Direction:
Transcribe the whole listing below without changing a word, but leave out every image.
= = =
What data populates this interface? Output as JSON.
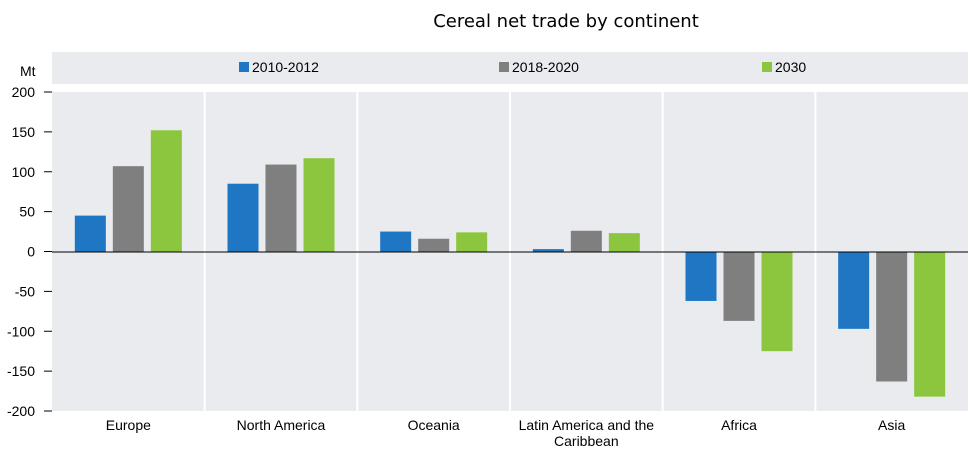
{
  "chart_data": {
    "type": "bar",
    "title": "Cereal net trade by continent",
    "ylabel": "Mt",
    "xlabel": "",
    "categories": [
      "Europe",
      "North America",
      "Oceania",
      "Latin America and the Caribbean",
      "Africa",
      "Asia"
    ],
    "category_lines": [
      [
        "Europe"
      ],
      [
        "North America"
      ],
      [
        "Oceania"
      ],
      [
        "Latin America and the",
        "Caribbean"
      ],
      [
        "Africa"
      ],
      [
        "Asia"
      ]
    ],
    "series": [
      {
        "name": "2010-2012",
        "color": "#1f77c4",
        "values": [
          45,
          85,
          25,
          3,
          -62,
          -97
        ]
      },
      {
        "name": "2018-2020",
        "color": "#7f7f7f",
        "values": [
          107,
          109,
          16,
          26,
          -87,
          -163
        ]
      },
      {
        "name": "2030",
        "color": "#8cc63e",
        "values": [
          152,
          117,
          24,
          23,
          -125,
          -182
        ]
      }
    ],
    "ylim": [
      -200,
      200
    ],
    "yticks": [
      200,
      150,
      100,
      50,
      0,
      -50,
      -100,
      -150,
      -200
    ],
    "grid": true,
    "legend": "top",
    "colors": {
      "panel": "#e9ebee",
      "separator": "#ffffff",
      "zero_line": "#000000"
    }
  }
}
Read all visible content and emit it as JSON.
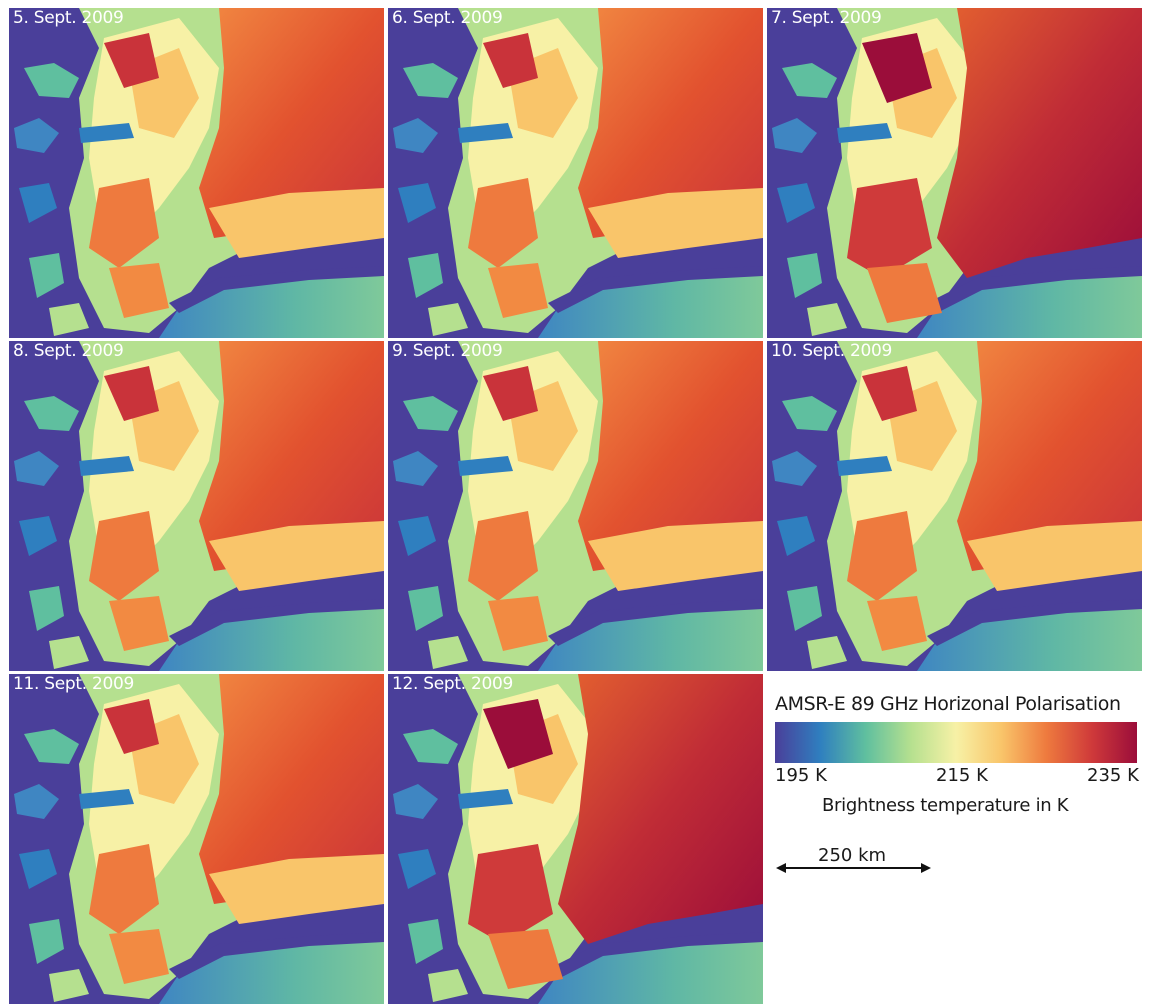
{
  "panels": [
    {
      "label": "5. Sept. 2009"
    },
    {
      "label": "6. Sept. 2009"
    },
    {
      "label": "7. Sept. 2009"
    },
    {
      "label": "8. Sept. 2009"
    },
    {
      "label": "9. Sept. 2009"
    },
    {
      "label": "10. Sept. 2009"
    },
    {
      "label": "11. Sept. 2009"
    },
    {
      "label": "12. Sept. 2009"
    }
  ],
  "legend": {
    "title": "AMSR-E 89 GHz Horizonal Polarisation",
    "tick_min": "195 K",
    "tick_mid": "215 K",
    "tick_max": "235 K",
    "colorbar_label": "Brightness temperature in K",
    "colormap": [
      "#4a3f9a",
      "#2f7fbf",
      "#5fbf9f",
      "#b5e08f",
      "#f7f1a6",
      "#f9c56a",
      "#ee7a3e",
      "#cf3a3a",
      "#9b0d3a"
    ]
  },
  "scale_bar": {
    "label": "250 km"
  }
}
= = =
Answer to this task:
What data populates this interface? Output as JSON.
{
  "chart_data": {
    "type": "bar",
    "title": "Cereal net trade by continent",
    "ylabel": "Mt",
    "xlabel": "",
    "categories": [
      "Europe",
      "North America",
      "Oceania",
      "Latin America and the Caribbean",
      "Africa",
      "Asia"
    ],
    "category_lines": [
      [
        "Europe"
      ],
      [
        "North America"
      ],
      [
        "Oceania"
      ],
      [
        "Latin America and the",
        "Caribbean"
      ],
      [
        "Africa"
      ],
      [
        "Asia"
      ]
    ],
    "series": [
      {
        "name": "2010-2012",
        "color": "#1f77c4",
        "values": [
          45,
          85,
          25,
          3,
          -62,
          -97
        ]
      },
      {
        "name": "2018-2020",
        "color": "#7f7f7f",
        "values": [
          107,
          109,
          16,
          26,
          -87,
          -163
        ]
      },
      {
        "name": "2030",
        "color": "#8cc63e",
        "values": [
          152,
          117,
          24,
          23,
          -125,
          -182
        ]
      }
    ],
    "ylim": [
      -200,
      200
    ],
    "yticks": [
      200,
      150,
      100,
      50,
      0,
      -50,
      -100,
      -150,
      -200
    ],
    "grid": true,
    "legend": "top",
    "colors": {
      "panel": "#e9ebee",
      "separator": "#ffffff",
      "zero_line": "#000000"
    }
  }
}
Read all visible content and emit it as JSON.
{
  "panels": [
    {
      "label": "5. Sept. 2009"
    },
    {
      "label": "6. Sept. 2009"
    },
    {
      "label": "7. Sept. 2009"
    },
    {
      "label": "8. Sept. 2009"
    },
    {
      "label": "9. Sept. 2009"
    },
    {
      "label": "10. Sept. 2009"
    },
    {
      "label": "11. Sept. 2009"
    },
    {
      "label": "12. Sept. 2009"
    }
  ],
  "legend": {
    "title": "AMSR-E 89 GHz Horizonal Polarisation",
    "tick_min": "195 K",
    "tick_mid": "215 K",
    "tick_max": "235 K",
    "colorbar_label": "Brightness temperature in K",
    "colormap": [
      "#4a3f9a",
      "#2f7fbf",
      "#5fbf9f",
      "#b5e08f",
      "#f7f1a6",
      "#f9c56a",
      "#ee7a3e",
      "#cf3a3a",
      "#9b0d3a"
    ]
  },
  "scale_bar": {
    "label": "250 km"
  }
}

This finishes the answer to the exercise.